Listings of element locations
========================================================================
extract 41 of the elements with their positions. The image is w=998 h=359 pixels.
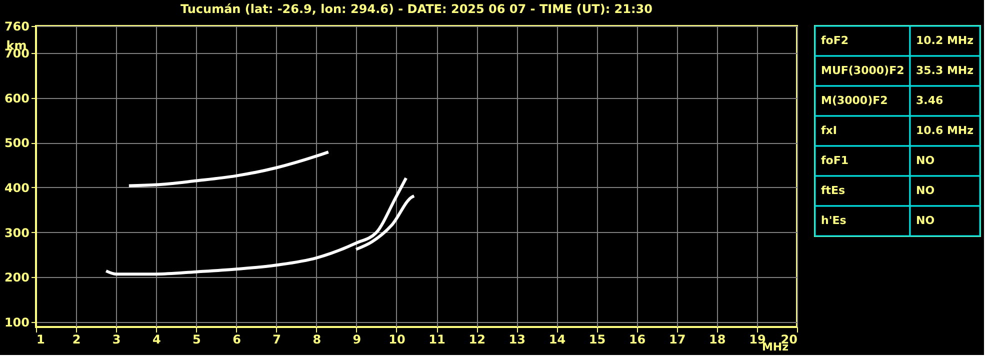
- y-tick-label: 100: [4, 316, 30, 330]
- text: foF1: [821, 154, 849, 167]
- line-series: [127, 150, 330, 188]
- text: M(3000)F2: [821, 94, 888, 107]
- chart-title: Tucumán (lat: -26.9, lon: 294.6) - DATE: 2025 06 07 - TIME (UT): 21:30: [180, 2, 652, 16]
- x-tick-label: 1: [36, 332, 45, 346]
- text: ftEs: [821, 184, 846, 197]
- x-tick-label: 12: [468, 332, 486, 346]
- text: 3.46: [916, 94, 944, 107]
- x-tick-label: 2: [72, 332, 81, 346]
- text: NO: [916, 154, 935, 167]
- x-tick-label: 11: [428, 332, 446, 346]
- y-tick-label: 200: [4, 270, 30, 285]
- x-tick-label: 3: [112, 332, 121, 346]
- text: 10.2 MHz: [916, 34, 974, 47]
- y-tick-label: 300: [4, 226, 30, 240]
- x-tick-label: 17: [668, 332, 686, 346]
- x-tick-label: 5: [192, 332, 201, 346]
- text: h'Es: [821, 214, 847, 227]
- text: 10.6 MHz: [916, 124, 974, 137]
- x-tick-label: 15: [588, 332, 606, 346]
- text: MUF(3000)F2: [821, 64, 904, 77]
- y-tick-label: 500: [4, 136, 30, 150]
- x-tick-label: 6: [232, 332, 241, 346]
- text: NO: [916, 184, 935, 197]
- text: fxI: [821, 124, 837, 137]
- x-tick-label: 9: [352, 332, 362, 346]
- x-tick-label: 8: [312, 332, 322, 346]
- x-tick-label: 10: [388, 332, 406, 346]
- x-tick-label: 14: [548, 332, 566, 346]
- x-tick-label: 16: [628, 332, 646, 346]
- x-tick-label: 18: [709, 332, 726, 346]
- y-tick-label: 760: [4, 20, 30, 34]
- y-tick-label: 400: [4, 180, 30, 195]
- text: NO: [916, 214, 935, 227]
- x-tick-label: 13: [508, 332, 526, 346]
- x-tick-label: 7: [272, 332, 281, 346]
- y-tick-label: 600: [4, 91, 30, 106]
- text: foF2: [821, 34, 849, 47]
- text: 35.3 MHz: [916, 64, 974, 77]
- x-tick-label: 4: [152, 332, 161, 346]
========================================================================
**PROBLEM REQUIREMENTS:** Locate every line in the rows above that contains the word "Tucumán" and copy each such line. Case counts.

**SOLUTION BELOW:**
- chart-title: Tucumán (lat: -26.9, lon: 294.6) - DATE: 2025 06 07 - TIME (UT): 21:30: [180, 2, 652, 16]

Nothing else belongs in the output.